▶ **Exercise requirements**
Set down every record once more, exactly as given.

— start of Dataset records —

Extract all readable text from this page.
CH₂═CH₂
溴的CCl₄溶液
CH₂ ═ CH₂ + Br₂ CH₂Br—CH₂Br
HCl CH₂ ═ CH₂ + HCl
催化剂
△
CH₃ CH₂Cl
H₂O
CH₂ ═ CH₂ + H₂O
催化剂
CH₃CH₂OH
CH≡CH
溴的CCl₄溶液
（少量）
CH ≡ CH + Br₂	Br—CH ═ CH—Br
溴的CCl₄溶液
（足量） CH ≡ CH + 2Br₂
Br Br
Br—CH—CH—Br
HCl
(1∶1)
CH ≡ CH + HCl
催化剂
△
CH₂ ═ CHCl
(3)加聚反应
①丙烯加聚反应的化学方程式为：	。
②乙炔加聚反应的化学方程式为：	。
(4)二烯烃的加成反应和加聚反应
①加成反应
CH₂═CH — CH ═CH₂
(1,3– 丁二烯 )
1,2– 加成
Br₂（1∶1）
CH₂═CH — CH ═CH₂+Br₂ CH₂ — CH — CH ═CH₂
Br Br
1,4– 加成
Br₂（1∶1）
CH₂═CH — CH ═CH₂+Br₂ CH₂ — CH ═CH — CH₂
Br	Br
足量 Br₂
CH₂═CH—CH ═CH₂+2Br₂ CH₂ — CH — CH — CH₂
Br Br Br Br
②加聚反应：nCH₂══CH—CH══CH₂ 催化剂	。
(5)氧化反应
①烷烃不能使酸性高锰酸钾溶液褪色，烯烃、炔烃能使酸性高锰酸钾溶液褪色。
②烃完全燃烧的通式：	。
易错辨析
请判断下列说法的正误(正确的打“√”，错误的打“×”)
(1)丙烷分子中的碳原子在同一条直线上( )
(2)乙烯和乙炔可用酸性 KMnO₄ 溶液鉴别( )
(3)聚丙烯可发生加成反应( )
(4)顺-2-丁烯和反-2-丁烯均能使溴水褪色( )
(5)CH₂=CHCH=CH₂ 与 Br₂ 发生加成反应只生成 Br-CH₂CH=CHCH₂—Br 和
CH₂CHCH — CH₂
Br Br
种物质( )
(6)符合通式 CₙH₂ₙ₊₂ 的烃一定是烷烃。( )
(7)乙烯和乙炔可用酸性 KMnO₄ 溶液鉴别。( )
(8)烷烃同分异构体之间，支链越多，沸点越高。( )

— end of Dataset records —

▶ **Written response**
Extract all readable text from this page.
CH₂═CH₂
溴的CCl₄溶液
CH₂ ═ CH₂ + Br₂ CH₂Br—CH₂Br
HCl CH₂ ═ CH₂ + HCl
催化剂
△
CH₃ CH₂Cl
H₂O
CH₂ ═ CH₂ + H₂O
催化剂
CH₃CH₂OH
CH≡CH
溴的CCl₄溶液
（少量）
CH ≡ CH + Br₂	Br—CH ═ CH—Br
溴的CCl₄溶液
（足量） CH ≡ CH + 2Br₂
Br Br
Br—CH—CH—Br
HCl
(1∶1)
CH ≡ CH + HCl
催化剂
△
CH₂ ═ CHCl
(3)加聚反应
①丙烯加聚反应的化学方程式为：	。
②乙炔加聚反应的化学方程式为：	。
(4)二烯烃的加成反应和加聚反应
①加成反应
CH₂═CH — CH ═CH₂
(1,3– 丁二烯 )
1,2– 加成
Br₂（1∶1）
CH₂═CH — CH ═CH₂+Br₂ CH₂ — CH — CH ═CH₂
Br Br
1,4– 加成
Br₂（1∶1）
CH₂═CH — CH ═CH₂+Br₂ CH₂ — CH ═CH — CH₂
Br	Br
足量 Br₂
CH₂═CH—CH ═CH₂+2Br₂ CH₂ — CH — CH — CH₂
Br Br Br Br
②加聚反应：nCH₂══CH—CH══CH₂ 催化剂	。
(5)氧化反应
①烷烃不能使酸性高锰酸钾溶液褪色，烯烃、炔烃能使酸性高锰酸钾溶液褪色。
②烃完全燃烧的通式：	。
易错辨析
请判断下列说法的正误(正确的打“√”，错误的打“×”)
(1)丙烷分子中的碳原子在同一条直线上( )
(2)乙烯和乙炔可用酸性 KMnO₄ 溶液鉴别( )
(3)聚丙烯可发生加成反应( )
(4)顺-2-丁烯和反-2-丁烯均能使溴水褪色( )
(5)CH₂=CHCH=CH₂ 与 Br₂ 发生加成反应只生成 Br-CH₂CH=CHCH₂—Br 和
CH₂CHCH — CH₂
Br Br
种物质( )
(6)符合通式 CₙH₂ₙ₊₂ 的烃一定是烷烃。( )
(7)乙烯和乙炔可用酸性 KMnO₄ 溶液鉴别。( )
(8)烷烃同分异构体之间，支链越多，沸点越高。( )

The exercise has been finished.